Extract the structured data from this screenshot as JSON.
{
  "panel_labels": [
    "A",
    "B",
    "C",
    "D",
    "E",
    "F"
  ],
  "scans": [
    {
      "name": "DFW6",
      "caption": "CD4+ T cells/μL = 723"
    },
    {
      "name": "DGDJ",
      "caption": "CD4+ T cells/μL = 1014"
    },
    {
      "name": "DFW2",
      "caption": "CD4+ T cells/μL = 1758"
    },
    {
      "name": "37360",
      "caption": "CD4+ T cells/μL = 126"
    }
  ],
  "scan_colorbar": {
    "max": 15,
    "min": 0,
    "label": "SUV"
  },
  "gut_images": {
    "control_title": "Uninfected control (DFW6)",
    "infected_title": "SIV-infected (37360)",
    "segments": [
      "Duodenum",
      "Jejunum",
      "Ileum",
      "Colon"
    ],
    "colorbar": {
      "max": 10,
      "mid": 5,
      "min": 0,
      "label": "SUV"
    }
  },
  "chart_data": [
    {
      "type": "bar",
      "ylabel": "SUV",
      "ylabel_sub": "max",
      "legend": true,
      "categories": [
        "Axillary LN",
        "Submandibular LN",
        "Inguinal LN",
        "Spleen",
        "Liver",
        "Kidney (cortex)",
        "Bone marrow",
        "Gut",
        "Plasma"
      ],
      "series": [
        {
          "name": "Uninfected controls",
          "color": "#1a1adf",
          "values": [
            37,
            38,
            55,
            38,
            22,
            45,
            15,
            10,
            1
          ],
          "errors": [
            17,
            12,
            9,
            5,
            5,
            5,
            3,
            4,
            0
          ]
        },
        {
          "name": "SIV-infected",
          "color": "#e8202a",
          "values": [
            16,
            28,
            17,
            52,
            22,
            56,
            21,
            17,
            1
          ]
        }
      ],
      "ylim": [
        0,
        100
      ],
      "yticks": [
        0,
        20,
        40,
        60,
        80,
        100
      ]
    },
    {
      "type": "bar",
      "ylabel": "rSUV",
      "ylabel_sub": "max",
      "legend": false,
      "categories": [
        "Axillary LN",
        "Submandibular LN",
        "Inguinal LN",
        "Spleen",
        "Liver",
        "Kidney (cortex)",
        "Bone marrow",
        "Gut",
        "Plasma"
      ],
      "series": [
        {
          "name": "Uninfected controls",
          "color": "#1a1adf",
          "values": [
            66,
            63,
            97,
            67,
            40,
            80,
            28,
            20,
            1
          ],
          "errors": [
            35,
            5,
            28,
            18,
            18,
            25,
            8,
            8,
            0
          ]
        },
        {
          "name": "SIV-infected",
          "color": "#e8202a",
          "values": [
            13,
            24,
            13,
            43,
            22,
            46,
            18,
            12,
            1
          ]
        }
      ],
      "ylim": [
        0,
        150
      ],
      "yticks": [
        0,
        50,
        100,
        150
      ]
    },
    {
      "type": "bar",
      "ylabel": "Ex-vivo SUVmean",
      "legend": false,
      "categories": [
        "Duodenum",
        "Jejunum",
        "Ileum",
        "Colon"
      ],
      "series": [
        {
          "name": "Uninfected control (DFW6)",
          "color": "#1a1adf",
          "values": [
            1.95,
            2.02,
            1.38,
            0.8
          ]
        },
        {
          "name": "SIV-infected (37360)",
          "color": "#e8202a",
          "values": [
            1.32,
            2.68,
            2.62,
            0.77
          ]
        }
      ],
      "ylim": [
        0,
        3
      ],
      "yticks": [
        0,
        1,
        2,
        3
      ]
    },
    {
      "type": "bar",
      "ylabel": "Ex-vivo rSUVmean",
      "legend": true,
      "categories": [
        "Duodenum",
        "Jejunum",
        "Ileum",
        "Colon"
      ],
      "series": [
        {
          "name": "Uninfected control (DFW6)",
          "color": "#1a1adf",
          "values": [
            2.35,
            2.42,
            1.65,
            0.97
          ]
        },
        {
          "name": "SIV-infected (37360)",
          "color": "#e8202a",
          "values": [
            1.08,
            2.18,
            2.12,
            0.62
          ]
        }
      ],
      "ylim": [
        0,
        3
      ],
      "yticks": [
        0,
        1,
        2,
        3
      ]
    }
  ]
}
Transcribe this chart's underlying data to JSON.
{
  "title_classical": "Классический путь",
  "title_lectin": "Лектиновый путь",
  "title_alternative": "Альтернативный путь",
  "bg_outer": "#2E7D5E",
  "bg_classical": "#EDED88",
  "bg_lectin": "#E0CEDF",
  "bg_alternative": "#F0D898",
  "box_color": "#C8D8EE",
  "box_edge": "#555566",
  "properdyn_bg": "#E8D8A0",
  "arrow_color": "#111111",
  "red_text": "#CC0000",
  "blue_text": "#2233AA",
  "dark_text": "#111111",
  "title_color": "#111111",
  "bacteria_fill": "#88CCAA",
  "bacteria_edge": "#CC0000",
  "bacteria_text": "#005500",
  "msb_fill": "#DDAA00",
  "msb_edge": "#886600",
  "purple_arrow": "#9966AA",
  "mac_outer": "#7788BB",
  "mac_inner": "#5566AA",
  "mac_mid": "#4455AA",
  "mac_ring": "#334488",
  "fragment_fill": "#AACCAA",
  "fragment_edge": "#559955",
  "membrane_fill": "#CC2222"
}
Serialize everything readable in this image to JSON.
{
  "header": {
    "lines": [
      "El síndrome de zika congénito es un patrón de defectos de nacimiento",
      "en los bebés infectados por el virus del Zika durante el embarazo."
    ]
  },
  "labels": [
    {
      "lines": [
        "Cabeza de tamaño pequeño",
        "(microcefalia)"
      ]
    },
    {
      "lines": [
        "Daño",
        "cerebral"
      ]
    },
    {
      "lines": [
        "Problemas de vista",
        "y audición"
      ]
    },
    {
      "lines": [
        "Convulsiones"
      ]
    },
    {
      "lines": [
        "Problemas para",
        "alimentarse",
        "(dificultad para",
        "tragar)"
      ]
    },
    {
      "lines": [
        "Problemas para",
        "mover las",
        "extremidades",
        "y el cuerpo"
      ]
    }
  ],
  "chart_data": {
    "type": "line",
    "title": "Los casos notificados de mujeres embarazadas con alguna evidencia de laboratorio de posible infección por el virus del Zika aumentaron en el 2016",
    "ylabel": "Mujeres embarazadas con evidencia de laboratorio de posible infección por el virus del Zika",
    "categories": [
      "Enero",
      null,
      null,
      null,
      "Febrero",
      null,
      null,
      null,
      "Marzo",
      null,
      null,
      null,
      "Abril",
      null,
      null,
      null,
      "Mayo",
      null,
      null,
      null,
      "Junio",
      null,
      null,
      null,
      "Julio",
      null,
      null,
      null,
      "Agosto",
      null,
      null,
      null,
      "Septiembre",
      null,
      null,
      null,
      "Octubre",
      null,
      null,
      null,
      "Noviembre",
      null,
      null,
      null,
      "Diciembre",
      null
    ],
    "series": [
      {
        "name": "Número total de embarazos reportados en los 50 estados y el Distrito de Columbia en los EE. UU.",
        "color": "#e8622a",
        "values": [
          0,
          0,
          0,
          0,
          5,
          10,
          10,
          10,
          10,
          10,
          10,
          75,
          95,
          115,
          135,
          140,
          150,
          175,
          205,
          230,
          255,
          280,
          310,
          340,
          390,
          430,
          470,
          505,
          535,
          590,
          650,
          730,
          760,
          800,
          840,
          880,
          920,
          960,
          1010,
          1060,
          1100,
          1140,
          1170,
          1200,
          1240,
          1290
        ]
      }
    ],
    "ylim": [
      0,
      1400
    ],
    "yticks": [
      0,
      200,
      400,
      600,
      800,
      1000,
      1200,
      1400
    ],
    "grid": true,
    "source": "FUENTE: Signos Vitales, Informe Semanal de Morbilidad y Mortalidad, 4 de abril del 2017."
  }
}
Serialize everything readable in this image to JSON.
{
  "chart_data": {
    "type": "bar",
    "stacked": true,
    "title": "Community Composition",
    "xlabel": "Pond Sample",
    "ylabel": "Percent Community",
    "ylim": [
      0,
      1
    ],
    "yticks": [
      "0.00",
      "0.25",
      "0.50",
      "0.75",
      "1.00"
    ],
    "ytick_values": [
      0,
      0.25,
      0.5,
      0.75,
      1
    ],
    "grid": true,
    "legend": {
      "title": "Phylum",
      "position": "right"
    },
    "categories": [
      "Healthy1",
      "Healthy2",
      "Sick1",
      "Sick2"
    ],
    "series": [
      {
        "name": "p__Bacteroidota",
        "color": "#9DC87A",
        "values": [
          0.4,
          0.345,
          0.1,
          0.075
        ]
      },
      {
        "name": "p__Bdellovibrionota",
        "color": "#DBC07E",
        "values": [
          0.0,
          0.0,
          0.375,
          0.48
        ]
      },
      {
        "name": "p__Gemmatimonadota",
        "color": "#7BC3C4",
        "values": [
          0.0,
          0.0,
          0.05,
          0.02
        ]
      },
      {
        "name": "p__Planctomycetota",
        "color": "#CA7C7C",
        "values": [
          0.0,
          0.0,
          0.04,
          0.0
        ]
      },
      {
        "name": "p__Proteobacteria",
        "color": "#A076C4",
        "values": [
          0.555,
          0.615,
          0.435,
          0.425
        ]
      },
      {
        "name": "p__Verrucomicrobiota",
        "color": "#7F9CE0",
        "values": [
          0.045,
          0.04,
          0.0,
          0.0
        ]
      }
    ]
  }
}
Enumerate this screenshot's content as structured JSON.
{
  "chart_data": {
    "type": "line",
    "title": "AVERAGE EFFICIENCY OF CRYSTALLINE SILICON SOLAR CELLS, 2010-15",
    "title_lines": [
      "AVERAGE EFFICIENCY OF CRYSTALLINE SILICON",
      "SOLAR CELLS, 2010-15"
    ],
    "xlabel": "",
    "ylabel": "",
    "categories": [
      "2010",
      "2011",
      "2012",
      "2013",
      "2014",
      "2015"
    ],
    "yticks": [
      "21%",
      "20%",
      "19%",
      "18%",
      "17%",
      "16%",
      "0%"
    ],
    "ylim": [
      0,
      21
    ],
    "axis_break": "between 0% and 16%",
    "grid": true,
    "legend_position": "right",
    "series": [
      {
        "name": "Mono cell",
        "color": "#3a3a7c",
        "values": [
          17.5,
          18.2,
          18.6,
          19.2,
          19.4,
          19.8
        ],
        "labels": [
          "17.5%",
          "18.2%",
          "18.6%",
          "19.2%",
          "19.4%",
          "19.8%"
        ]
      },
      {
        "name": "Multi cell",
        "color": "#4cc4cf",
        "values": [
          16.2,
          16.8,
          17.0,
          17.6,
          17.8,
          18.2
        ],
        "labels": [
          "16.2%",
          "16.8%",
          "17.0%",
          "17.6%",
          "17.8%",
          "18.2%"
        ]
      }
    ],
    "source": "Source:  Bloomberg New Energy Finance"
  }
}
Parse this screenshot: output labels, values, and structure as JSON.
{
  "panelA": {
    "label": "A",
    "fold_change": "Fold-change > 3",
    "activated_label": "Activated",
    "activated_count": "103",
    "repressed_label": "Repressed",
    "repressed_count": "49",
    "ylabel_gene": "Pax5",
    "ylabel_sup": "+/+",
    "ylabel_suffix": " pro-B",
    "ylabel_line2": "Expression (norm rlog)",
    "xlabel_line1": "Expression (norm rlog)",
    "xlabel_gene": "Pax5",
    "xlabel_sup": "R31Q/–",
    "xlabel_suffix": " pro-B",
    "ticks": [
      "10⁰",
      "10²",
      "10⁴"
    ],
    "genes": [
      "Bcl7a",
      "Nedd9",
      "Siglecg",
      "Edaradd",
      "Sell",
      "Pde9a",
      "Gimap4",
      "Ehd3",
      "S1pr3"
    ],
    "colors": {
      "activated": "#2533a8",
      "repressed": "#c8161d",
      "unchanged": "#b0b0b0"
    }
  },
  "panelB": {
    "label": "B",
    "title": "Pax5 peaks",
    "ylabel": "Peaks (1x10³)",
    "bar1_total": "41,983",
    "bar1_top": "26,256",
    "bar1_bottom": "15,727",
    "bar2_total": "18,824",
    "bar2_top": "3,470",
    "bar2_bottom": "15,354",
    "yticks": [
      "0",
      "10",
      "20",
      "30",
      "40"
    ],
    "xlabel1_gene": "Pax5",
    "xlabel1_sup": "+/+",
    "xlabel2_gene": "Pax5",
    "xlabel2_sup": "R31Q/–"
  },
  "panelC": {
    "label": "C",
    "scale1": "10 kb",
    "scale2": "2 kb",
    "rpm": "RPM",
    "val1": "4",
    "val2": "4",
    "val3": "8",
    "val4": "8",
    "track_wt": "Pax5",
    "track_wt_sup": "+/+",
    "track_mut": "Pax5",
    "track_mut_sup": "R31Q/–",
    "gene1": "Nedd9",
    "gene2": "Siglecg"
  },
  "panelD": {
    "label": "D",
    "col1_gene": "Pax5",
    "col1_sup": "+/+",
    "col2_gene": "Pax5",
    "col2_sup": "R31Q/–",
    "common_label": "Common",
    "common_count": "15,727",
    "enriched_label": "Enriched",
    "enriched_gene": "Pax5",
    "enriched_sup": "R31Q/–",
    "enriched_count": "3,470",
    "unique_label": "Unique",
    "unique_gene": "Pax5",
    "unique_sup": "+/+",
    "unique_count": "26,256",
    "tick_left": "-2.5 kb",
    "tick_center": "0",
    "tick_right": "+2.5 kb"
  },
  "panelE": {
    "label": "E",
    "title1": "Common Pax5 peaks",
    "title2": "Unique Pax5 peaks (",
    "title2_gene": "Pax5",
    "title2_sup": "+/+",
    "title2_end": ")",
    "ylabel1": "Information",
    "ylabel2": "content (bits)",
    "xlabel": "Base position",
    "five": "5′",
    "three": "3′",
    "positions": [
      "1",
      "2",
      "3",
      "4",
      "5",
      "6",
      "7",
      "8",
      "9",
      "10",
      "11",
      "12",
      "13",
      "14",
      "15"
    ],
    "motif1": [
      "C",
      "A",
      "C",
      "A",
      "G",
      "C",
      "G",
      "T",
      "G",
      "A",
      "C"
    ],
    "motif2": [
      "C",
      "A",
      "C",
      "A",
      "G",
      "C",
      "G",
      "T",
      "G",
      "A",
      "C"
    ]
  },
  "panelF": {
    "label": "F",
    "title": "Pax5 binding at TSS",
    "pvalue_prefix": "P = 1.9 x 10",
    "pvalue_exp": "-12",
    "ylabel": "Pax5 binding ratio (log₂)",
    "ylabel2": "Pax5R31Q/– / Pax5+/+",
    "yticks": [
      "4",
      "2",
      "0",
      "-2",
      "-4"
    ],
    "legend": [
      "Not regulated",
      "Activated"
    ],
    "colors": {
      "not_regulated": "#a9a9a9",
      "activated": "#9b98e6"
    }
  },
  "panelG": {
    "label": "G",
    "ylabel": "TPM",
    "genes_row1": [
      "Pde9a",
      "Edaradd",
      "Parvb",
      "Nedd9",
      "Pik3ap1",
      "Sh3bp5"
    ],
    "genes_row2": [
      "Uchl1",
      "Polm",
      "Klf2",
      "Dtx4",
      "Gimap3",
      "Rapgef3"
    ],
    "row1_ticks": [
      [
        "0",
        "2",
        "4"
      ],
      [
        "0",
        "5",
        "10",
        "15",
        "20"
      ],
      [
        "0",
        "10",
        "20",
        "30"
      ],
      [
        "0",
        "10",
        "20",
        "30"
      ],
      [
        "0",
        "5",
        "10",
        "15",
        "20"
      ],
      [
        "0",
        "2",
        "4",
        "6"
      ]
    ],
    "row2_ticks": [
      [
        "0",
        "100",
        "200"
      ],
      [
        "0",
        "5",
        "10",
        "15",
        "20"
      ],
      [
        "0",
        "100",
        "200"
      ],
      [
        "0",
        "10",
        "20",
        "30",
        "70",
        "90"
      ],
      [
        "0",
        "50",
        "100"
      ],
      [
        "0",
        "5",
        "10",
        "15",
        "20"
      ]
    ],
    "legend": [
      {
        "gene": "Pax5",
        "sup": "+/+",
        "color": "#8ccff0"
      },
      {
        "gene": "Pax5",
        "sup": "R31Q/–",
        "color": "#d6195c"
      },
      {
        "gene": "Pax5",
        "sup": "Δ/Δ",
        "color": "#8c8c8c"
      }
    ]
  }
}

* * *

PROBLEM:
Across the records above, show each line containing the word "content".

THE ANSWER:
Enumerate this screenshot's content as structured JSON.
    "ylabel2": "content (bits)",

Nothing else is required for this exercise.